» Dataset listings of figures

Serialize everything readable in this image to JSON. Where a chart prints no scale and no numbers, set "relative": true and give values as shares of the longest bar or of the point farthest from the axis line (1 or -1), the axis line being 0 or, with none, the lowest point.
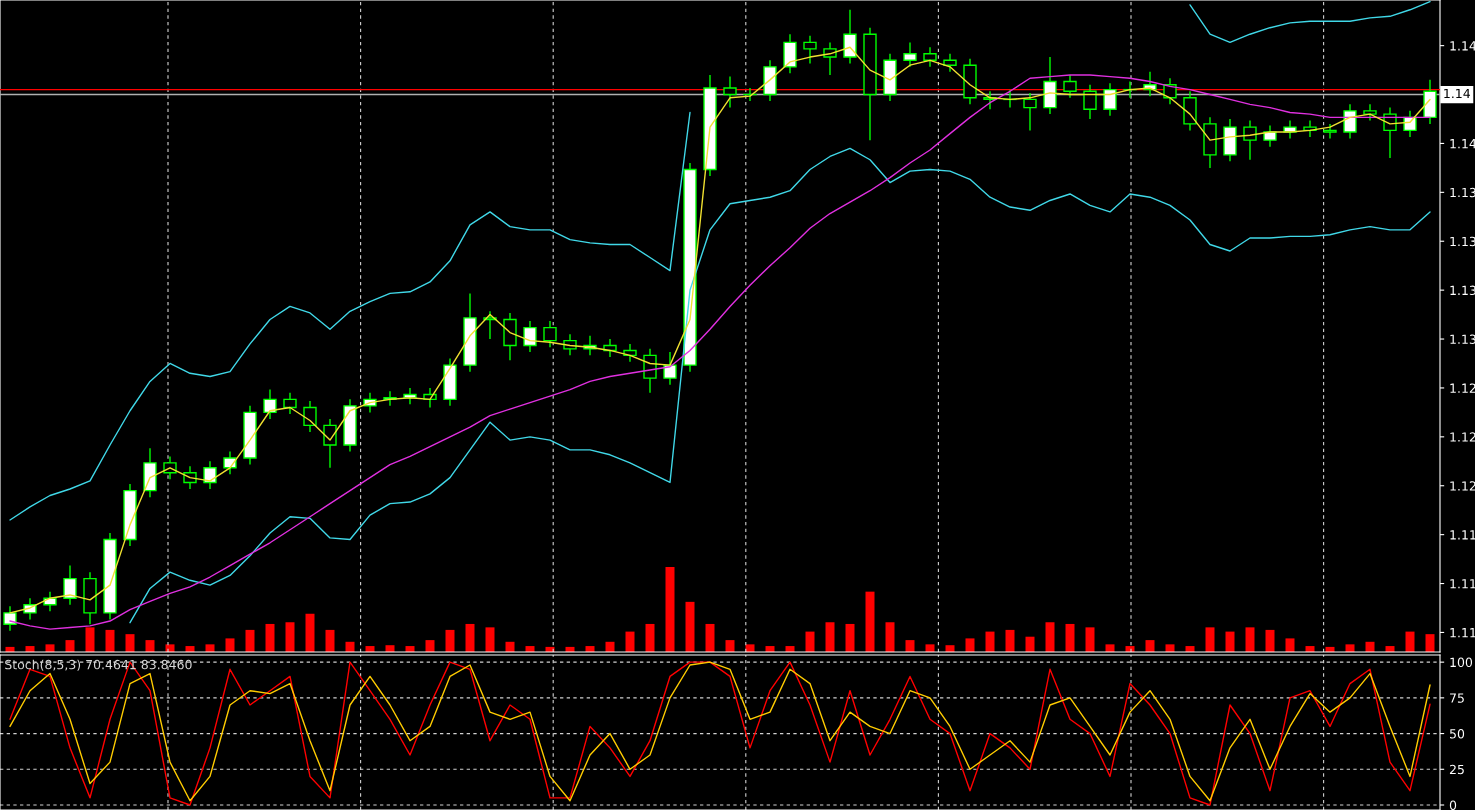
{
  "chart_data": [
    {
      "type": "candlestick",
      "categories": [
        null,
        null,
        null,
        null,
        null,
        null,
        null,
        null,
        null,
        null,
        null,
        null,
        null,
        null,
        null,
        null,
        null,
        null,
        null,
        null,
        null,
        null,
        null,
        null,
        null,
        null,
        null,
        null,
        null,
        null,
        null,
        null,
        null,
        null,
        null,
        null,
        null,
        null,
        null,
        null,
        null,
        null,
        null,
        null,
        null,
        null,
        null,
        null,
        null,
        null,
        null,
        null,
        null,
        null,
        null,
        null,
        null,
        null,
        null,
        null,
        null,
        null,
        null,
        null,
        null,
        null,
        null,
        null,
        null,
        null,
        null,
        null
      ],
      "color": "#00ff00",
      "ohlc": [
        [
          1.108,
          1.1091,
          1.1076,
          1.1087
        ],
        [
          1.1087,
          1.1096,
          1.1083,
          1.1092
        ],
        [
          1.1092,
          1.11,
          1.1088,
          1.1096
        ],
        [
          1.1096,
          1.1116,
          1.1092,
          1.1108
        ],
        [
          1.1108,
          1.1112,
          1.108,
          1.1087
        ],
        [
          1.1087,
          1.1136,
          1.1083,
          1.1132
        ],
        [
          1.1132,
          1.1166,
          1.1128,
          1.1162
        ],
        [
          1.1162,
          1.1188,
          1.1158,
          1.1179
        ],
        [
          1.1179,
          1.1183,
          1.1169,
          1.1173
        ],
        [
          1.1173,
          1.1177,
          1.1163,
          1.1167
        ],
        [
          1.1167,
          1.118,
          1.1163,
          1.1176
        ],
        [
          1.1176,
          1.1186,
          1.1172,
          1.1182
        ],
        [
          1.1182,
          1.1214,
          1.1178,
          1.121
        ],
        [
          1.121,
          1.1224,
          1.1206,
          1.1218
        ],
        [
          1.1218,
          1.1222,
          1.1209,
          1.1213
        ],
        [
          1.1213,
          1.1217,
          1.1198,
          1.1202
        ],
        [
          1.1202,
          1.1206,
          1.1176,
          1.119
        ],
        [
          1.119,
          1.1218,
          1.1186,
          1.1214
        ],
        [
          1.1214,
          1.1222,
          1.121,
          1.1218
        ],
        [
          1.1218,
          1.1223,
          1.1214,
          1.1219
        ],
        [
          1.1219,
          1.1225,
          1.1215,
          1.1221
        ],
        [
          1.1221,
          1.1225,
          1.1213,
          1.1218
        ],
        [
          1.1218,
          1.1243,
          1.1214,
          1.1239
        ],
        [
          1.1239,
          1.1283,
          1.1235,
          1.1268
        ],
        [
          1.1268,
          1.1272,
          1.1255,
          1.1267
        ],
        [
          1.1267,
          1.1271,
          1.1242,
          1.1251
        ],
        [
          1.1251,
          1.1266,
          1.1247,
          1.1262
        ],
        [
          1.1262,
          1.1266,
          1.125,
          1.1254
        ],
        [
          1.1254,
          1.1258,
          1.1245,
          1.1249
        ],
        [
          1.1249,
          1.1257,
          1.1245,
          1.1251
        ],
        [
          1.1251,
          1.1255,
          1.1244,
          1.1248
        ],
        [
          1.1248,
          1.1252,
          1.1241,
          1.1245
        ],
        [
          1.1245,
          1.1249,
          1.1222,
          1.1231
        ],
        [
          1.1231,
          1.1247,
          1.1227,
          1.1239
        ],
        [
          1.1239,
          1.1363,
          1.1235,
          1.1359
        ],
        [
          1.1359,
          1.1417,
          1.1355,
          1.1409
        ],
        [
          1.1409,
          1.1416,
          1.1397,
          1.1405
        ],
        [
          1.1405,
          1.1409,
          1.1401,
          1.1405
        ],
        [
          1.1405,
          1.1426,
          1.1401,
          1.1422
        ],
        [
          1.1422,
          1.1442,
          1.1418,
          1.1437
        ],
        [
          1.1437,
          1.1441,
          1.1424,
          1.1433
        ],
        [
          1.1433,
          1.1437,
          1.1417,
          1.1428
        ],
        [
          1.1428,
          1.1457,
          1.1424,
          1.1442
        ],
        [
          1.1442,
          1.1446,
          1.1377,
          1.1405
        ],
        [
          1.1405,
          1.143,
          1.1401,
          1.1426
        ],
        [
          1.1426,
          1.1437,
          1.1422,
          1.143
        ],
        [
          1.143,
          1.1434,
          1.1422,
          1.1426
        ],
        [
          1.1426,
          1.143,
          1.1419,
          1.1423
        ],
        [
          1.1423,
          1.1427,
          1.1399,
          1.1403
        ],
        [
          1.1403,
          1.1407,
          1.1396,
          1.1402
        ],
        [
          1.1402,
          1.1408,
          1.1397,
          1.1402
        ],
        [
          1.1402,
          1.1406,
          1.1383,
          1.1397
        ],
        [
          1.1397,
          1.1428,
          1.1393,
          1.1413
        ],
        [
          1.1413,
          1.1417,
          1.1403,
          1.1407
        ],
        [
          1.1407,
          1.1411,
          1.139,
          1.1396
        ],
        [
          1.1396,
          1.1412,
          1.1392,
          1.1408
        ],
        [
          1.1408,
          1.1413,
          1.1403,
          1.1408
        ],
        [
          1.1408,
          1.1419,
          1.1404,
          1.1411
        ],
        [
          1.1411,
          1.1415,
          1.1399,
          1.1403
        ],
        [
          1.1403,
          1.1407,
          1.1383,
          1.1387
        ],
        [
          1.1387,
          1.1391,
          1.136,
          1.1368
        ],
        [
          1.1368,
          1.139,
          1.1364,
          1.1385
        ],
        [
          1.1385,
          1.1389,
          1.1365,
          1.1377
        ],
        [
          1.1377,
          1.1386,
          1.1373,
          1.1382
        ],
        [
          1.1382,
          1.1389,
          1.1378,
          1.1385
        ],
        [
          1.1385,
          1.1389,
          1.1379,
          1.1383
        ],
        [
          1.1383,
          1.1387,
          1.1378,
          1.1382
        ],
        [
          1.1382,
          1.1399,
          1.1378,
          1.1395
        ],
        [
          1.1395,
          1.1399,
          1.1389,
          1.1393
        ],
        [
          1.1393,
          1.1397,
          1.1366,
          1.1383
        ],
        [
          1.1383,
          1.1395,
          1.1379,
          1.1391
        ],
        [
          1.1391,
          1.1414,
          1.1387,
          1.1407
        ]
      ],
      "series": [
        {
          "type": "line",
          "color": "#40d8e8",
          "values": [
            1.1144,
            1.1152,
            1.1159,
            1.1163,
            1.1168,
            1.119,
            1.1211,
            1.1229,
            1.124,
            1.1234,
            1.1232,
            1.1235,
            1.1252,
            1.1267,
            1.1275,
            1.1271,
            1.1261,
            1.1272,
            1.1278,
            1.1283,
            1.1284,
            1.129,
            1.1303,
            1.1325,
            1.1333,
            1.1324,
            1.1322,
            1.1322,
            1.1316,
            1.1314,
            1.1313,
            1.1313,
            1.1305,
            1.1297,
            1.1394,
            null,
            null,
            null,
            null,
            null,
            null,
            null,
            null,
            null,
            null,
            null,
            null,
            null,
            null,
            null,
            null,
            null,
            null,
            null,
            null,
            null,
            null,
            null,
            null,
            1.146,
            1.1442,
            1.1437,
            1.1442,
            1.1446,
            1.1449,
            1.145,
            1.145,
            1.145,
            1.1452,
            1.1453,
            1.1457,
            1.1462
          ]
        },
        {
          "type": "line",
          "color": "#40d8e8",
          "values": [
            null,
            null,
            null,
            null,
            null,
            null,
            1.1081,
            1.1102,
            1.1112,
            1.1107,
            1.1104,
            1.111,
            1.1122,
            1.1136,
            1.1146,
            1.1145,
            1.1133,
            1.1132,
            1.1147,
            1.1154,
            1.1155,
            1.116,
            1.117,
            1.1187,
            1.1204,
            1.1193,
            1.1195,
            1.1193,
            1.1187,
            1.1187,
            1.1184,
            1.1179,
            1.1173,
            1.1167,
            1.1285,
            1.1322,
            1.1338,
            1.134,
            1.1342,
            1.1346,
            1.1359,
            1.1367,
            1.1372,
            1.1365,
            1.1351,
            1.1358,
            1.1359,
            1.1358,
            1.1353,
            1.1342,
            1.1336,
            1.1334,
            1.134,
            1.1344,
            1.1337,
            1.1333,
            1.1344,
            1.1342,
            1.1337,
            1.1328,
            1.1313,
            1.1309,
            1.1317,
            1.1317,
            1.1318,
            1.1318,
            1.1319,
            1.1322,
            1.1324,
            1.1322,
            1.1322,
            1.1333
          ]
        },
        {
          "type": "line",
          "color": "#e030e0",
          "values": [
            1.1082,
            1.1079,
            1.1077,
            1.1078,
            1.1079,
            1.1082,
            1.1089,
            1.1094,
            1.1099,
            1.1103,
            1.1109,
            1.1116,
            1.1123,
            1.113,
            1.1138,
            1.1146,
            1.1154,
            1.1162,
            1.117,
            1.1178,
            1.1183,
            1.1189,
            1.1195,
            1.1201,
            1.1208,
            1.1212,
            1.1216,
            1.122,
            1.1224,
            1.1229,
            1.1232,
            1.1234,
            1.1236,
            1.1238,
            1.1248,
            1.1261,
            1.1275,
            1.1288,
            1.13,
            1.1311,
            1.1323,
            1.1332,
            1.1339,
            1.1346,
            1.1354,
            1.1363,
            1.1371,
            1.1381,
            1.1391,
            1.14,
            1.1407,
            1.1415,
            1.1416,
            1.1417,
            1.1417,
            1.1416,
            1.1415,
            1.1413,
            1.141,
            1.1408,
            1.1405,
            1.1402,
            1.1399,
            1.1397,
            1.1394,
            1.1393,
            1.1391,
            1.1391,
            1.1391,
            1.1391,
            1.1391,
            1.1391
          ]
        },
        {
          "type": "line",
          "color": "#f0e030",
          "values": [
            1.1087,
            1.109,
            1.1096,
            1.1098,
            1.1095,
            1.1104,
            1.1141,
            1.117,
            1.1176,
            1.117,
            1.1168,
            1.1176,
            1.1193,
            1.1211,
            1.1213,
            1.1205,
            1.1193,
            1.1211,
            1.1216,
            1.1218,
            1.1219,
            1.1218,
            1.1237,
            1.1257,
            1.127,
            1.1259,
            1.1254,
            1.1253,
            1.1251,
            1.125,
            1.1248,
            1.1245,
            1.124,
            1.1239,
            1.1267,
            1.1385,
            1.1403,
            1.1404,
            1.1414,
            1.1425,
            1.1428,
            1.143,
            1.1434,
            1.142,
            1.1414,
            1.1423,
            1.1426,
            1.1422,
            1.1411,
            1.1403,
            1.1402,
            1.1403,
            1.1406,
            1.1405,
            1.1405,
            1.1405,
            1.1408,
            1.1409,
            1.1403,
            1.1393,
            1.1377,
            1.1379,
            1.138,
            1.1382,
            1.1382,
            1.1383,
            1.1385,
            1.1391,
            1.1393,
            1.1387,
            1.1388,
            1.1402
          ]
        }
      ],
      "ylim": [
        1.1063,
        1.1463
      ],
      "yticks": [
        {
          "value": 1.1435,
          "label": "1.14"
        },
        {
          "value": 1.1375,
          "label": "1.14"
        },
        {
          "value": 1.1345,
          "label": "1.13"
        },
        {
          "value": 1.1315,
          "label": "1.13"
        },
        {
          "value": 1.1285,
          "label": "1.13"
        },
        {
          "value": 1.1255,
          "label": "1.13"
        },
        {
          "value": 1.1225,
          "label": "1.12"
        },
        {
          "value": 1.1195,
          "label": "1.12"
        },
        {
          "value": 1.1165,
          "label": "1.12"
        },
        {
          "value": 1.1135,
          "label": "1.11"
        },
        {
          "value": 1.1105,
          "label": "1.11"
        },
        {
          "value": 1.1075,
          "label": "1.11"
        }
      ],
      "ref_lines": [
        {
          "axis": "y",
          "value": 1.1408,
          "color": "#ff0000"
        },
        {
          "axis": "y",
          "value": 1.1405,
          "color": "#b0b0b0",
          "label": "1.14"
        }
      ],
      "grid": "x",
      "tick_labels": "y"
    },
    {
      "type": "bar",
      "categories": [
        null,
        null,
        null,
        null,
        null,
        null,
        null,
        null,
        null,
        null,
        null,
        null,
        null,
        null,
        null,
        null,
        null,
        null,
        null,
        null,
        null,
        null,
        null,
        null,
        null,
        null,
        null,
        null,
        null,
        null,
        null,
        null,
        null,
        null,
        null,
        null,
        null,
        null,
        null,
        null,
        null,
        null,
        null,
        null,
        null,
        null,
        null,
        null,
        null,
        null,
        null,
        null,
        null,
        null,
        null,
        null,
        null,
        null,
        null,
        null,
        null,
        null,
        null,
        null,
        null,
        null,
        null,
        null,
        null,
        null,
        null,
        null
      ],
      "color": "#ff0000",
      "relative": true,
      "values": [
        0.06,
        0.07,
        0.09,
        0.14,
        0.29,
        0.26,
        0.21,
        0.14,
        0.09,
        0.07,
        0.09,
        0.16,
        0.26,
        0.33,
        0.35,
        0.45,
        0.26,
        0.12,
        0.07,
        0.08,
        0.07,
        0.14,
        0.26,
        0.33,
        0.29,
        0.12,
        0.07,
        0.06,
        0.06,
        0.07,
        0.12,
        0.24,
        0.33,
        1,
        0.59,
        0.33,
        0.14,
        0.09,
        0.07,
        0.07,
        0.24,
        0.35,
        0.33,
        0.71,
        0.35,
        0.14,
        0.09,
        0.08,
        0.16,
        0.24,
        0.26,
        0.18,
        0.35,
        0.33,
        0.29,
        0.09,
        0.07,
        0.14,
        0.09,
        0.07,
        0.29,
        0.24,
        0.29,
        0.26,
        0.16,
        0.07,
        0.06,
        0.09,
        0.12,
        0.07,
        0.24,
        0.21
      ],
      "tick_labels": false
    },
    {
      "type": "line",
      "title": "Stoch(8,5,3) 70.4641 83.8460",
      "categories": [
        null,
        null,
        null,
        null,
        null,
        null,
        null,
        null,
        null,
        null,
        null,
        null,
        null,
        null,
        null,
        null,
        null,
        null,
        null,
        null,
        null,
        null,
        null,
        null,
        null,
        null,
        null,
        null,
        null,
        null,
        null,
        null,
        null,
        null,
        null,
        null,
        null,
        null,
        null,
        null,
        null,
        null,
        null,
        null,
        null,
        null,
        null,
        null,
        null,
        null,
        null,
        null,
        null,
        null,
        null,
        null,
        null,
        null,
        null,
        null,
        null,
        null,
        null,
        null,
        null,
        null,
        null,
        null,
        null,
        null,
        null,
        null
      ],
      "series": [
        {
          "color": "#ff0000",
          "values": [
            60,
            95,
            90,
            40,
            5,
            60,
            100,
            80,
            5,
            0,
            40,
            95,
            70,
            80,
            90,
            20,
            5,
            100,
            80,
            60,
            35,
            70,
            100,
            95,
            45,
            70,
            60,
            5,
            5,
            55,
            40,
            20,
            45,
            90,
            100,
            100,
            90,
            40,
            80,
            100,
            70,
            30,
            80,
            35,
            60,
            90,
            60,
            50,
            10,
            50,
            40,
            25,
            95,
            60,
            50,
            20,
            85,
            70,
            50,
            5,
            0,
            70,
            50,
            10,
            75,
            80,
            55,
            85,
            95,
            30,
            10,
            70.5
          ]
        },
        {
          "color": "#ffcc00",
          "values": [
            55,
            80,
            92,
            60,
            15,
            30,
            85,
            92,
            30,
            3,
            20,
            70,
            80,
            78,
            85,
            45,
            10,
            70,
            90,
            70,
            45,
            55,
            90,
            98,
            65,
            60,
            65,
            20,
            3,
            35,
            50,
            25,
            35,
            75,
            98,
            100,
            95,
            60,
            65,
            95,
            85,
            45,
            65,
            55,
            50,
            80,
            75,
            55,
            25,
            35,
            45,
            30,
            70,
            75,
            55,
            35,
            65,
            80,
            60,
            20,
            3,
            40,
            60,
            25,
            55,
            78,
            65,
            75,
            92,
            55,
            20,
            84
          ]
        }
      ],
      "ylim": [
        -3.5,
        105
      ],
      "yticks": [
        0,
        25,
        50,
        75,
        100
      ],
      "grid": true,
      "tick_labels": "y"
    }
  ]
}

» EXERCISE GOAL
Copy out each line of the data containing the string "relative".

» WRITTEN ANSWER
Serialize everything readable in this image to JSON. Where a chart prints no scale and no numbers, set "relative": true and give values as shares of the longest bar or of the point farthest from the axis line (1 or -1), the axis line being 0 or, with none, the lowest point.
      "relative": true,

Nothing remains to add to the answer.